DATASET ENTRIES
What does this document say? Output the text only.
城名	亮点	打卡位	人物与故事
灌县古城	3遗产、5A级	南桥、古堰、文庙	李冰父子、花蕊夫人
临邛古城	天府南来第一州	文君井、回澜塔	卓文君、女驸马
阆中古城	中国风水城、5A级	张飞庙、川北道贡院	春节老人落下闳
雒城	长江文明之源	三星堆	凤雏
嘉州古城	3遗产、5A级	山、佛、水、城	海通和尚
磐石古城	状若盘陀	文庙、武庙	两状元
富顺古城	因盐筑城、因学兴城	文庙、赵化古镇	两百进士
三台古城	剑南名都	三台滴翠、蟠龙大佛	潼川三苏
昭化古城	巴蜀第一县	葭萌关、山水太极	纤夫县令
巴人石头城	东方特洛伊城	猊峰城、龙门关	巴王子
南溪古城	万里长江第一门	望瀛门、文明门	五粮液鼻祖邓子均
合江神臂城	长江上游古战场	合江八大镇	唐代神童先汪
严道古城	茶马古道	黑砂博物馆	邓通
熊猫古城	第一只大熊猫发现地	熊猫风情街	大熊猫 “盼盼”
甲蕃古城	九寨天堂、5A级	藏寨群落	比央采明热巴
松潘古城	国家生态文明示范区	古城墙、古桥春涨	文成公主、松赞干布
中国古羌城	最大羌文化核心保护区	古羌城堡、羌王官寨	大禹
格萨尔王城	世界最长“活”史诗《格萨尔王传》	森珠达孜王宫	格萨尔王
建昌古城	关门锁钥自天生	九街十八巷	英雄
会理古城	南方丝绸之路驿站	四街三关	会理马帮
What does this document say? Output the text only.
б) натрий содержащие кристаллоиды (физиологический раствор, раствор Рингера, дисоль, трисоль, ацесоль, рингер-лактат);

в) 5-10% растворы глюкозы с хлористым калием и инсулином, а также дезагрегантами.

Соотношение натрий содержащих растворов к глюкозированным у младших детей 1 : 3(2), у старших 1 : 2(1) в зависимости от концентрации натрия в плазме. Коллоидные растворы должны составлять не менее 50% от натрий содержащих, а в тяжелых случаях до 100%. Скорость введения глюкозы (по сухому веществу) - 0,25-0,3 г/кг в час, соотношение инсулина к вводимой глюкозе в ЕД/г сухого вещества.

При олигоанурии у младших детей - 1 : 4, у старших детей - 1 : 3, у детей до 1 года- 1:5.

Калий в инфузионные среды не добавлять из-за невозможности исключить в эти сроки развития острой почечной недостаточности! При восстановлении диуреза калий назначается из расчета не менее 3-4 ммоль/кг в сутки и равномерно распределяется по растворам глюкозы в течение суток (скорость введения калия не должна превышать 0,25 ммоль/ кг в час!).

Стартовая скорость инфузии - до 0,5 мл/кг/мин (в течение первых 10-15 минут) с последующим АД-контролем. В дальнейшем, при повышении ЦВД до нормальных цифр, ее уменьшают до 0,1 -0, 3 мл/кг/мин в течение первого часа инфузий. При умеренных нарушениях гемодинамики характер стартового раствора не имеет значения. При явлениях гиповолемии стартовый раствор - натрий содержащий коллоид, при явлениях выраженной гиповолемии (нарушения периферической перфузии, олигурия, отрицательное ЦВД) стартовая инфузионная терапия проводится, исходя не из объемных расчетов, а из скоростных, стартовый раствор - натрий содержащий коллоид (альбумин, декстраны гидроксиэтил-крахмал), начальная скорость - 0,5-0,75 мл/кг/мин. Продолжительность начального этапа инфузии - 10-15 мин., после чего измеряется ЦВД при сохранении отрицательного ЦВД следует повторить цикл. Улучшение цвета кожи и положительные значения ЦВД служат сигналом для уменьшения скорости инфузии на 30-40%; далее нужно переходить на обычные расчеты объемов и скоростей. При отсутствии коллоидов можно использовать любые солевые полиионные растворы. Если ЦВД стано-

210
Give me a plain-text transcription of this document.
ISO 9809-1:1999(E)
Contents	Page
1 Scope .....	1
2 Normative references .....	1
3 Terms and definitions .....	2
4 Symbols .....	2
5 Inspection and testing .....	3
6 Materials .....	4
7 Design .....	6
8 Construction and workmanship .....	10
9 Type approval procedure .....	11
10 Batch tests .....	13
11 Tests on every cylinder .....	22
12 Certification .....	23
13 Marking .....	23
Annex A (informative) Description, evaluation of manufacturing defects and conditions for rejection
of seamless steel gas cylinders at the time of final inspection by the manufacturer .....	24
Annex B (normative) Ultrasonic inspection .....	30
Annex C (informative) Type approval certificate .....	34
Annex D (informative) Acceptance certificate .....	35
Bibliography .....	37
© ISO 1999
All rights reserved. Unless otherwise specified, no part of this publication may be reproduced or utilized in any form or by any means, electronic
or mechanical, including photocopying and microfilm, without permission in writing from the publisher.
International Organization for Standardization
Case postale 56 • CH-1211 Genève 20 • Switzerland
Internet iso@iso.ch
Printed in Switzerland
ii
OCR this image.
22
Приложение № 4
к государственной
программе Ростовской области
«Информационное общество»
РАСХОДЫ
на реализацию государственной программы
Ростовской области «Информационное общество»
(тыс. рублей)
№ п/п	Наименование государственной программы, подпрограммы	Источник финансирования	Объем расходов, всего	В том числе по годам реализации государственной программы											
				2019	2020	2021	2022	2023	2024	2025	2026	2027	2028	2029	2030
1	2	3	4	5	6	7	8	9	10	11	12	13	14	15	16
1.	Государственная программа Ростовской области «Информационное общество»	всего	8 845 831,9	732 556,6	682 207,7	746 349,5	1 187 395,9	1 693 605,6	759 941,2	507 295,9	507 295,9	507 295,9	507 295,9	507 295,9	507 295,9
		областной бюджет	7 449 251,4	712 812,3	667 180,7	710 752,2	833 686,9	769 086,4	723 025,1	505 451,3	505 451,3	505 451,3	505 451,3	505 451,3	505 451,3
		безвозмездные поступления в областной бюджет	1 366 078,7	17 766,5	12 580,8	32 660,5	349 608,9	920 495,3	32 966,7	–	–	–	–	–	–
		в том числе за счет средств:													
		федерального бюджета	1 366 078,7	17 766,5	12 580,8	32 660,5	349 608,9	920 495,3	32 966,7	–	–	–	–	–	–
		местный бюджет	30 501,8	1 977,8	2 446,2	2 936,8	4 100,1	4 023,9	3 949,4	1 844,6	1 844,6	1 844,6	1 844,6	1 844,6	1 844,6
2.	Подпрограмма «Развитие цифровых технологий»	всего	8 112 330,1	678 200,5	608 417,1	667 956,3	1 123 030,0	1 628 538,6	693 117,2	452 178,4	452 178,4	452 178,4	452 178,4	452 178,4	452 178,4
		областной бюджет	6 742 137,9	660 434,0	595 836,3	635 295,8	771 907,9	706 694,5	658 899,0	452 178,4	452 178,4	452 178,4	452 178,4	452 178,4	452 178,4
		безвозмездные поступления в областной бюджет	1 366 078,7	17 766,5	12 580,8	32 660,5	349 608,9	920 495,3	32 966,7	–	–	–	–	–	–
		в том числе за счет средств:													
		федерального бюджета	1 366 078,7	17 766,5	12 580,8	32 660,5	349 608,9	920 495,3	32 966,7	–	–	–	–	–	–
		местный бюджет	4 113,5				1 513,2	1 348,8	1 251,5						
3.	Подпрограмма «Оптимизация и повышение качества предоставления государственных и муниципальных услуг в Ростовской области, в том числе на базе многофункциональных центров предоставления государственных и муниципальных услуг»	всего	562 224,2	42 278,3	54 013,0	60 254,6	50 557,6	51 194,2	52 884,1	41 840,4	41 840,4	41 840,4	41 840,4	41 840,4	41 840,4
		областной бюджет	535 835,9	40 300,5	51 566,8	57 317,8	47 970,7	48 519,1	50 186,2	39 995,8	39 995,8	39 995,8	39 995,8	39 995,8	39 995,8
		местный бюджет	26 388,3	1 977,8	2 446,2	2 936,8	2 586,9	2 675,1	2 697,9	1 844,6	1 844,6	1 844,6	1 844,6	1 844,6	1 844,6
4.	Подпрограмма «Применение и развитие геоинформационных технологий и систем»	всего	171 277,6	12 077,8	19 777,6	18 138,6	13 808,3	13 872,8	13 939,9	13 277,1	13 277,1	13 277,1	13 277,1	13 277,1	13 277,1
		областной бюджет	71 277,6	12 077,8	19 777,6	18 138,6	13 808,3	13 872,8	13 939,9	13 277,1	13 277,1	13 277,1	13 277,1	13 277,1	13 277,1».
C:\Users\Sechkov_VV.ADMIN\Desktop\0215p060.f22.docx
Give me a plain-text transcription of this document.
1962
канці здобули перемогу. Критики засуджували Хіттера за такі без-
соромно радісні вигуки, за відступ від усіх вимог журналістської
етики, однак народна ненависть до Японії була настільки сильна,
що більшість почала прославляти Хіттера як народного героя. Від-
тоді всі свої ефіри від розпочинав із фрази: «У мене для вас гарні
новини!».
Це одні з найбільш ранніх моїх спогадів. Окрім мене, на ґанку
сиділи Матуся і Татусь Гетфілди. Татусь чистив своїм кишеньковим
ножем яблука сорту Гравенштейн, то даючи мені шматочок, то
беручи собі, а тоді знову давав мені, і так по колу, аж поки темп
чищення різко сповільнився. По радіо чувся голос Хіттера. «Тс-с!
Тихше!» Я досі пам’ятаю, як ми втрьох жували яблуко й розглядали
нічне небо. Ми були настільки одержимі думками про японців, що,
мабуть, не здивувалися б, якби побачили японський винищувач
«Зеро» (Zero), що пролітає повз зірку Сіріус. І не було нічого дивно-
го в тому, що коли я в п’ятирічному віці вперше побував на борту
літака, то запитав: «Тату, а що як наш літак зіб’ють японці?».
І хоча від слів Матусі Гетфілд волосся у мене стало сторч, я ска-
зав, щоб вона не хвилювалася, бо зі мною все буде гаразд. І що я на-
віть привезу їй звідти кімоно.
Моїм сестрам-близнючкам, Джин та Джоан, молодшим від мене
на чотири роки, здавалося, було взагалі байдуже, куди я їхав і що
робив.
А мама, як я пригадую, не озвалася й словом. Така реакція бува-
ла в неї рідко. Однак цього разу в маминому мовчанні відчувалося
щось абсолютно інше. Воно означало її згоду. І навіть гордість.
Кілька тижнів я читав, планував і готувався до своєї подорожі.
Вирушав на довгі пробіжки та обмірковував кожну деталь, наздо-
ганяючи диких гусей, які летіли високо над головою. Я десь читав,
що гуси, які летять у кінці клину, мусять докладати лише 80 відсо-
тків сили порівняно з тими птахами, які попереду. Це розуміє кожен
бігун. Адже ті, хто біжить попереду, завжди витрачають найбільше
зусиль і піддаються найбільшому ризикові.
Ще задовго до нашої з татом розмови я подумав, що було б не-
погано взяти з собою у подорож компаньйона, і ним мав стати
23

PROMPT
Extract each line holding the string "программы".

PROBLEM SOLUTION
на реализацию государственной программы
№ п/п	Наименование государственной программы, подпрограммы	Источник финансирования	Объем расходов, всего	В том числе по годам реализации государственной программы											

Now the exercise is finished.